## Exercises to complete
1/ Reproduce the passage of the prime-sum text starting at "This isn't something" and ending at "macOS 10.14 (Mojave)!", word for word.
2/ Answer these questions from the prime-sum text, one answer per line, marked the same way:
(a) What sum does it give for the primes below 10?
(b) What output does the ALGOL 68 program print?
(c) In which macOS version is the result's class returned as integer?
3/ For each statement, say yes or no according to the prime-sum text, and quote the words that decide it:
(a) The task description comes from Project Euler.
(b) The ALGOL 68 program starts its running sum at 0.
(c) The result falls within AppleScript's integer range.

## Text
## START

The task description is taken from Project Euler (https://projecteuler.net/problem=10)
The sum of the primes below 10 is 2 + 3 + 5 + 7 = 17
Find the sum of all the primes below two million

ALGOL 68

Library: ALGOL 68-primes

BEGIN # sum primes up to 2 000 000 #
    PR read "primes.incl.a68" PR
    # return s space-separated into groups of 3 digits #
    PROC space separate = ( STRING unformatted )STRING:
         BEGIN
            STRING result      := "";
            INT    ch count    := 0;
            FOR c FROM UPB unformatted BY -1 TO LWB unformatted DO
                IF   ch count <= 2 THEN ch count +:= 1
                ELSE                    ch count  := 1; " " +=: result
                FI;
                unformatted[ c ] +=: result
            OD;
            result
         END # space separate # ;
    # sum the primes #
    []BOOL prime = PRIMESIEVE 2 000 000;
    LONG INT sum := 2;
    FOR i FROM 3 BY 2 TO UPB prime DO
            IF prime[ i ] THEN
            sum +:= i
        FI
    OD;
    print( ( space separate( whole( sum, 0 ) ), newline ) )
END

Output:

142 913 828 922

This isn't something that's likely to needed more than once — if at all — so you'd probably just throw together code like the following. The result's interesting in that although it's way outside AppleScript's integer range, its class is returned as integer in macOS 10.14 (Mojave)!

on isPrime(n)
    if ((n < 4) or (n is 5)) then return (n > 1)

## END

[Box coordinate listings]
## START

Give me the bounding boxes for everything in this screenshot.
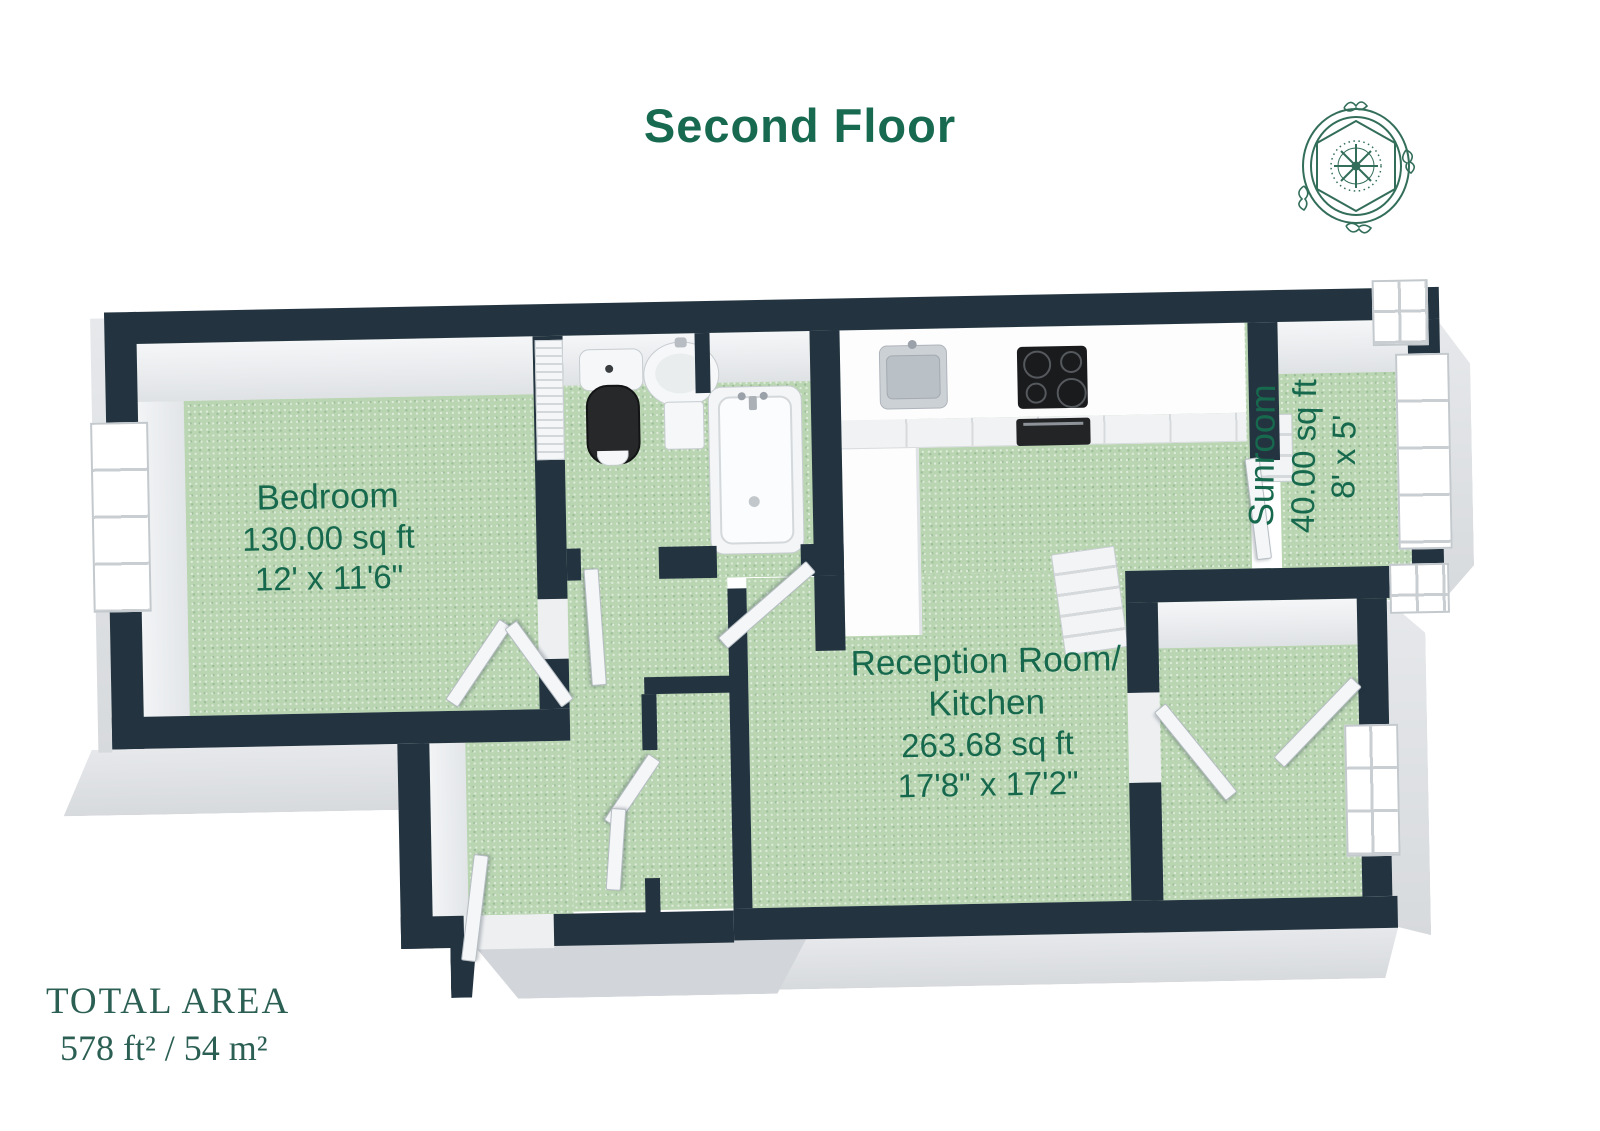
tub-spout (749, 396, 757, 410)
total-area: TOTAL AREA 578 ft² / 54 m² (46, 980, 290, 1069)
wall (645, 878, 661, 942)
oven (1016, 418, 1091, 446)
wall (567, 548, 582, 580)
burner (1023, 350, 1052, 379)
room-area: 130.00 sq ft (158, 515, 499, 561)
bedroom-window (90, 422, 152, 613)
wall-inner-face (1158, 599, 1358, 649)
wall (1357, 598, 1389, 729)
wall (814, 575, 845, 651)
door-jamb (538, 597, 569, 662)
room-area: 40.00 sq ft (1282, 326, 1326, 587)
sunroom-right-window (1395, 353, 1453, 550)
faucet-icon (675, 337, 687, 347)
toilet (0, 0, 1588, 15)
sunroom-label: Sunroom 40.00 sq ft 8' x 5' (1240, 325, 1394, 587)
total-area-value: 578 ft² / 54 m² (60, 1027, 290, 1069)
floorplan: Bedroom 130.00 sq ft 12' x 11'6" Recepti… (0, 0, 1600, 1131)
reception-window (1344, 724, 1401, 857)
room-name: Bedroom (157, 473, 498, 522)
bathtub (0, 0, 1588, 15)
wall (554, 911, 735, 946)
wall (659, 546, 718, 579)
bedroom-label: Bedroom 130.00 sq ft 12' x 11'6" (157, 473, 499, 601)
wall-inner-face (137, 336, 534, 402)
wall (694, 333, 710, 393)
sink-bowl (886, 354, 941, 399)
reception-label: Reception Room/ Kitchen 263.68 sq ft 17'… (785, 637, 1188, 808)
room-dimensions: 8' x 5' (1322, 326, 1366, 587)
total-area-label: TOTAL AREA (46, 980, 290, 1023)
room-dimensions: 17'8" x 17'2" (788, 760, 1189, 807)
pedestal-sink (0, 0, 1588, 15)
tub-basin (718, 395, 795, 544)
burner (1025, 382, 1046, 403)
wall-inner-face (429, 743, 468, 917)
sunroom-bottom-window (1389, 563, 1450, 614)
wall (1362, 854, 1393, 897)
faucet-icon (908, 340, 917, 349)
wall (809, 330, 844, 576)
kitchen-sink (879, 344, 948, 409)
room-name: Sunroom (1240, 325, 1286, 586)
burner (1060, 351, 1082, 373)
oven-handle (1023, 422, 1083, 426)
cooktop (1017, 346, 1088, 409)
wall-side-face (62, 743, 431, 816)
wall (397, 743, 433, 949)
burner (1056, 378, 1087, 409)
floorplan-page: Second Floor (0, 0, 1600, 1131)
wall (641, 694, 657, 750)
room-dimensions: 12' x 11'6" (159, 555, 500, 601)
wardrobe-louver (535, 340, 565, 461)
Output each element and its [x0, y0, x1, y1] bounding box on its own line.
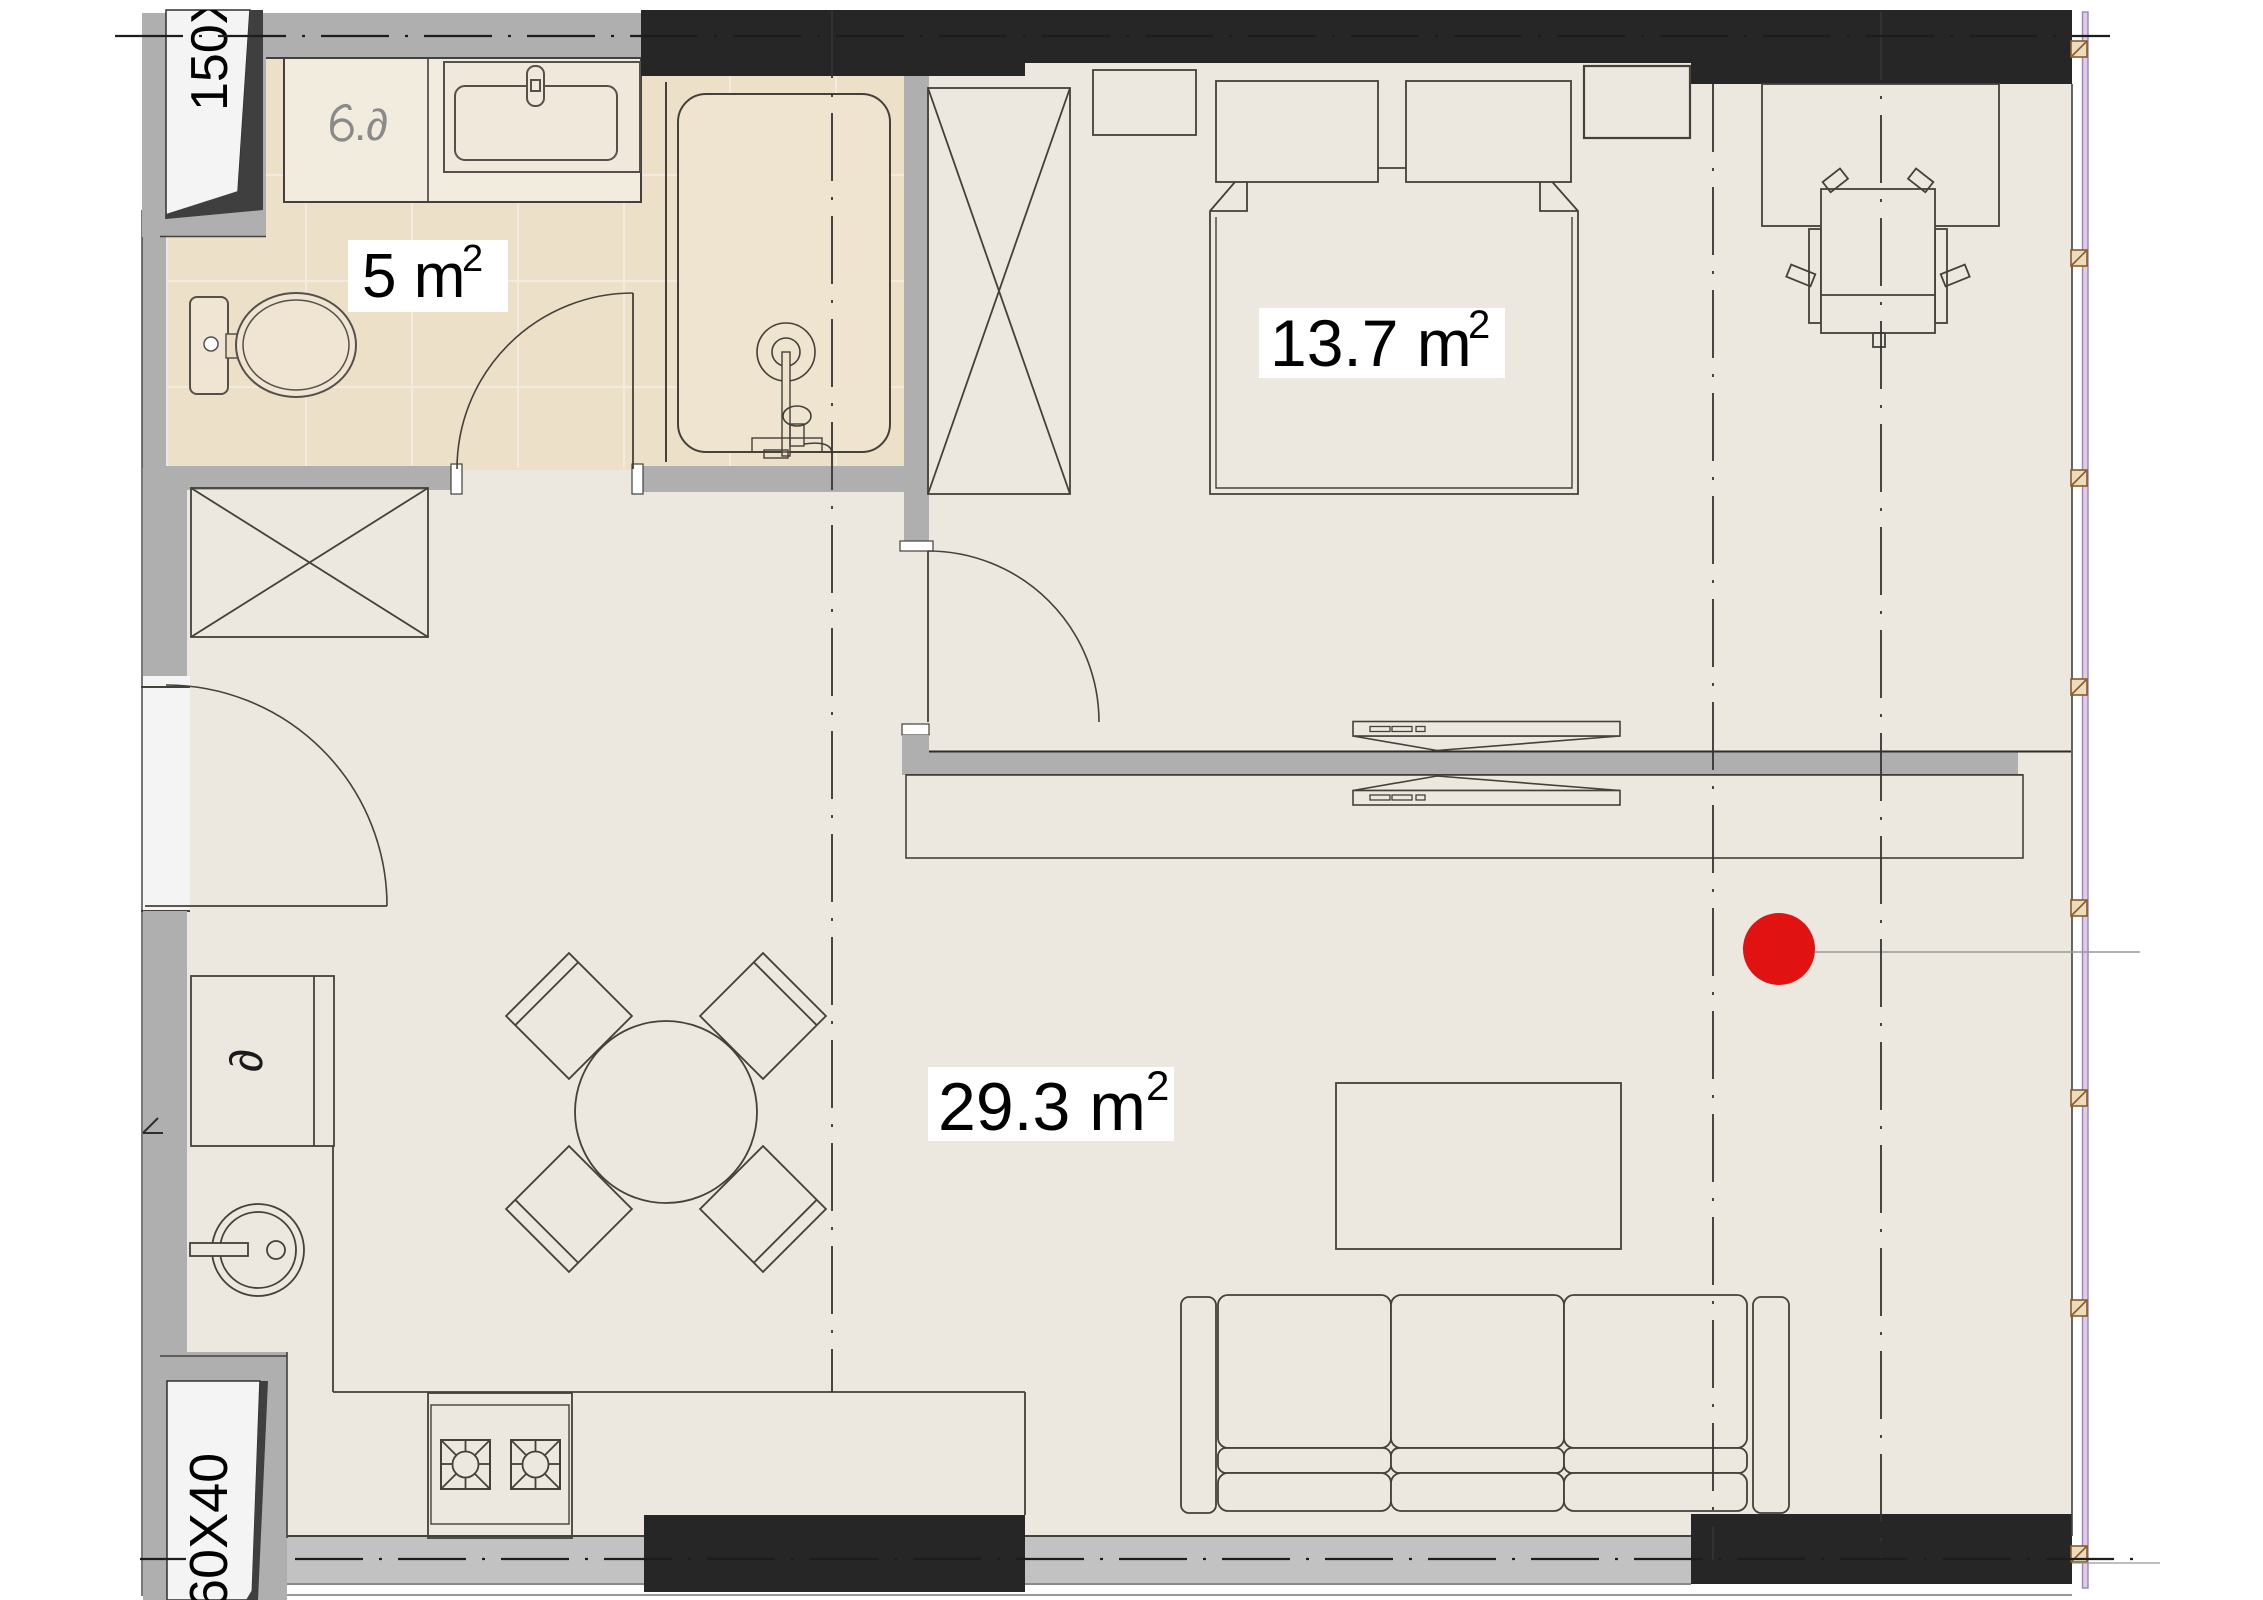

## END

## Expected outputs
1/
This isn't something that's likely to needed more than once — if at all — so you'd probably just throw together code like the following. The result's interesting in that although it's way outside AppleScript's integer range, its class is returned as integer in macOS 10.14 (Mojave)!

2/
(a) 17
(b) 142 913 828 922
(c) macOS 10.14 (Mojave)

3/
(a) Yes: "The task description is taken from Project Euler"
(b) No: "LONG INT sum := 2;"
(c) No: "although it's way outside AppleScript's integer range"